» **Given exercise**: Search the material below for the word "Performance". Copy every line that has it.

....

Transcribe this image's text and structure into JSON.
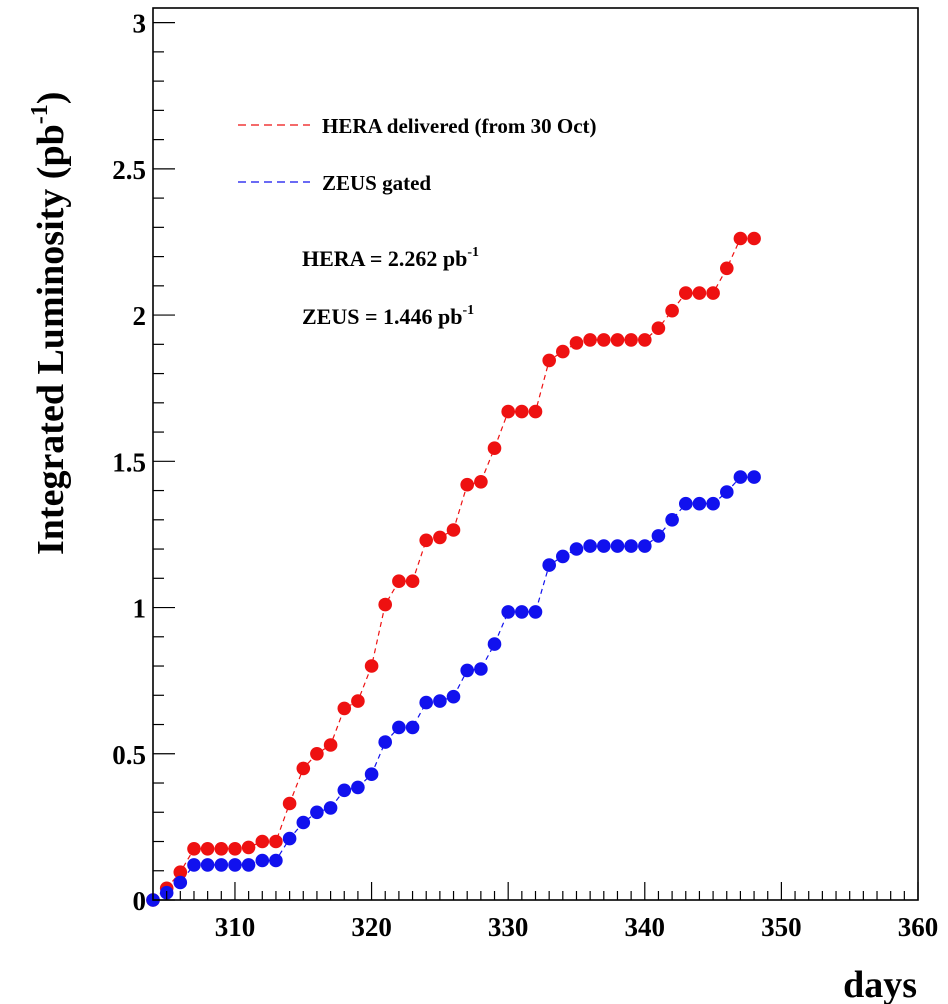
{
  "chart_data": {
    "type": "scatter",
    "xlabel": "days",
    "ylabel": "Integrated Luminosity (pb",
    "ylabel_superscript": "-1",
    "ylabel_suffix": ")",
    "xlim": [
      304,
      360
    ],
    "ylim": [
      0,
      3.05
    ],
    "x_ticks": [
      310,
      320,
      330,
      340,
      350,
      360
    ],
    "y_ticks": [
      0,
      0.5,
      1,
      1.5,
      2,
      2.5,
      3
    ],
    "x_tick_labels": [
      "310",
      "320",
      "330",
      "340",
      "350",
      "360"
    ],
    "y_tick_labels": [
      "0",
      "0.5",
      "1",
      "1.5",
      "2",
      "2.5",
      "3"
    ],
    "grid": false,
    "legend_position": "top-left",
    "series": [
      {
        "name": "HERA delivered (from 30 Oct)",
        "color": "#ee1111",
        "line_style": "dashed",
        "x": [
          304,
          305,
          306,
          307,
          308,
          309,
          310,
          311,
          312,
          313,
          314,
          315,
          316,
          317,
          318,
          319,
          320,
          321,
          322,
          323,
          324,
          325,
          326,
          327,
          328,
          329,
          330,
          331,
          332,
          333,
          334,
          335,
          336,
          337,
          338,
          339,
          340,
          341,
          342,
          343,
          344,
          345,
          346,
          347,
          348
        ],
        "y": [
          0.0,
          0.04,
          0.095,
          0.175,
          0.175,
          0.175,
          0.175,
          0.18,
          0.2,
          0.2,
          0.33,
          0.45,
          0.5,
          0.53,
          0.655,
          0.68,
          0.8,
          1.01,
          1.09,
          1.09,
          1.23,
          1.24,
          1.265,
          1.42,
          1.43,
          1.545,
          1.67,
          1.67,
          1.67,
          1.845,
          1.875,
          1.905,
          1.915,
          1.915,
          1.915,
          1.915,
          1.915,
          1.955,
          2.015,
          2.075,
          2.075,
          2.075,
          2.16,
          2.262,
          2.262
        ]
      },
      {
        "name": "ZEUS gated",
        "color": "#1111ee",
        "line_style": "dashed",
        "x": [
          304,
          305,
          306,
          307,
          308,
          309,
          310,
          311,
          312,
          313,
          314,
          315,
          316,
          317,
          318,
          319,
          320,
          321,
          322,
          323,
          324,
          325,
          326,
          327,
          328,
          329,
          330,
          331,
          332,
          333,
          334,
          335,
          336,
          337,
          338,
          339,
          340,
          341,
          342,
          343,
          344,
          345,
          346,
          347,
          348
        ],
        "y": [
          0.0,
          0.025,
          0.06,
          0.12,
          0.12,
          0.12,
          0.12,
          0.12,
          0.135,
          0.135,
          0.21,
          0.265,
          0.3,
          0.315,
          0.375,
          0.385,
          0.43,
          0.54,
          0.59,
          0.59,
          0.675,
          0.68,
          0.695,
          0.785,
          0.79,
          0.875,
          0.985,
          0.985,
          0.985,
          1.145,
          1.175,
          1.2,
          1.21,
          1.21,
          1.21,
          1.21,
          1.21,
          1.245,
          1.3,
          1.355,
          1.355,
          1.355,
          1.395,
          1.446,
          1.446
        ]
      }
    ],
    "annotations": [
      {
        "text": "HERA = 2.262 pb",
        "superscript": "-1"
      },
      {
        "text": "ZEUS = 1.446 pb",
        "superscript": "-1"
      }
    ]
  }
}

....

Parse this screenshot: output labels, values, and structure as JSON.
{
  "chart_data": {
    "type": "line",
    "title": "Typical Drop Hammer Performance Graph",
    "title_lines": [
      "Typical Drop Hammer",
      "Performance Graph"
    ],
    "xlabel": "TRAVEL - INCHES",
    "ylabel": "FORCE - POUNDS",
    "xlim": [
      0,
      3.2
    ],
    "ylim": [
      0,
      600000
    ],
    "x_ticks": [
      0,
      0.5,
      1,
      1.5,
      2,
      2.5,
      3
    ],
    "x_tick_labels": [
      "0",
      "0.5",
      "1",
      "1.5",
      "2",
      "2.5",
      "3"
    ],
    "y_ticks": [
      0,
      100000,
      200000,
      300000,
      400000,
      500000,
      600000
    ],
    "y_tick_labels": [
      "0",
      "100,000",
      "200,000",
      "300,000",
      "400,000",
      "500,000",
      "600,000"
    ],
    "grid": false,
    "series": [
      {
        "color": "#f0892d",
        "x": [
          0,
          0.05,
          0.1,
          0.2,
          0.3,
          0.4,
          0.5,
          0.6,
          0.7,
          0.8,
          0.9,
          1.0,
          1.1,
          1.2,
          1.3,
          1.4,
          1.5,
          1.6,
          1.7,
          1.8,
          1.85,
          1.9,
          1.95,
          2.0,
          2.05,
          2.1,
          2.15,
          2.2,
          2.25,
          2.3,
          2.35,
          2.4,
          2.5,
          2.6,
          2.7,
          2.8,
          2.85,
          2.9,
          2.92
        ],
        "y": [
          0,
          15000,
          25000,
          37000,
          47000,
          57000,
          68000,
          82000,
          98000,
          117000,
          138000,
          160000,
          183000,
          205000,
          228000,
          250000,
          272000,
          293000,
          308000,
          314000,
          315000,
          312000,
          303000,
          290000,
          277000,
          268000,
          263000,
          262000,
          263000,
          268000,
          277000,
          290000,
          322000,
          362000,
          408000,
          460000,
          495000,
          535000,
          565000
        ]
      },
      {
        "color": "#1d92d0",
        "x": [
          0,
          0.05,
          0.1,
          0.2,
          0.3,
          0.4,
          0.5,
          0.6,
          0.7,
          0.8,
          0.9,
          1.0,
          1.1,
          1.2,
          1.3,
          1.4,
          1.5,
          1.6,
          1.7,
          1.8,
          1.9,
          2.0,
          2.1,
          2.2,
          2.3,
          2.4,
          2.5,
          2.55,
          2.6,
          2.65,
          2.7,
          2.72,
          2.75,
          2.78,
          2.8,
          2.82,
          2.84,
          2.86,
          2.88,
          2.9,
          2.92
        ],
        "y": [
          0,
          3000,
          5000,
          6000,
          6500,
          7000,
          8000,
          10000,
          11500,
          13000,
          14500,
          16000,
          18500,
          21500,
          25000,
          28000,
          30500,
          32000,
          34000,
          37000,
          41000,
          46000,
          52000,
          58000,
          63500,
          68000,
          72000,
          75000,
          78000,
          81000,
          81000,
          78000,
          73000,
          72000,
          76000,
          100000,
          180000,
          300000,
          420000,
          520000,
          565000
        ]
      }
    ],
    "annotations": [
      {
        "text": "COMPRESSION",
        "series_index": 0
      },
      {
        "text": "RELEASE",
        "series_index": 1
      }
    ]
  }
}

....

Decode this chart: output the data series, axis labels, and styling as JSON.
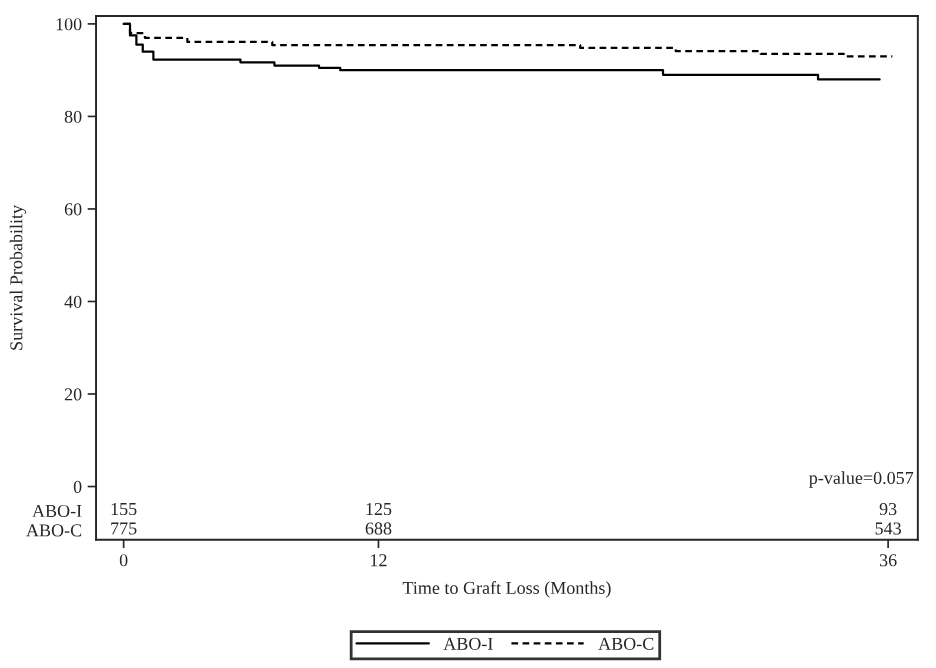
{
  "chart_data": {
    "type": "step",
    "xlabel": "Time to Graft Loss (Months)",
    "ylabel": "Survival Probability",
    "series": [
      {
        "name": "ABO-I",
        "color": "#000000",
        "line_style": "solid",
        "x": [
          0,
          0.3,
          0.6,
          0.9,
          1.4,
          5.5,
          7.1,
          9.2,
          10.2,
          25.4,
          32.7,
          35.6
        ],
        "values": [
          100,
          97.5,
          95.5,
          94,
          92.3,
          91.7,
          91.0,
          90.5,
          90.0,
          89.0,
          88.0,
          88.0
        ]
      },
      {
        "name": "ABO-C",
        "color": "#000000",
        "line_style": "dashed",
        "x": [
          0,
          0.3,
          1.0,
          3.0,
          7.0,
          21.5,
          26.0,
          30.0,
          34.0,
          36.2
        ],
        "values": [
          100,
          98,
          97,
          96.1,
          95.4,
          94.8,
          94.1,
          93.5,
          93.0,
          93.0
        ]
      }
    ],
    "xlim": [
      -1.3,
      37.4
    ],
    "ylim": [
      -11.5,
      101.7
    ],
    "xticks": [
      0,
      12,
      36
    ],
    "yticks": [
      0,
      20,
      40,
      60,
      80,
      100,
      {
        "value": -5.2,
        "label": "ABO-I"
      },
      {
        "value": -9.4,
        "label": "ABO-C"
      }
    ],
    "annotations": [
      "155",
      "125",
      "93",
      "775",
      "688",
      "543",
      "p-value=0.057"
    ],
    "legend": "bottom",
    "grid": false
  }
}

....

» **Reply to the exercise**:
    "title": "Typical Drop Hammer Performance Graph",
      "Performance Graph"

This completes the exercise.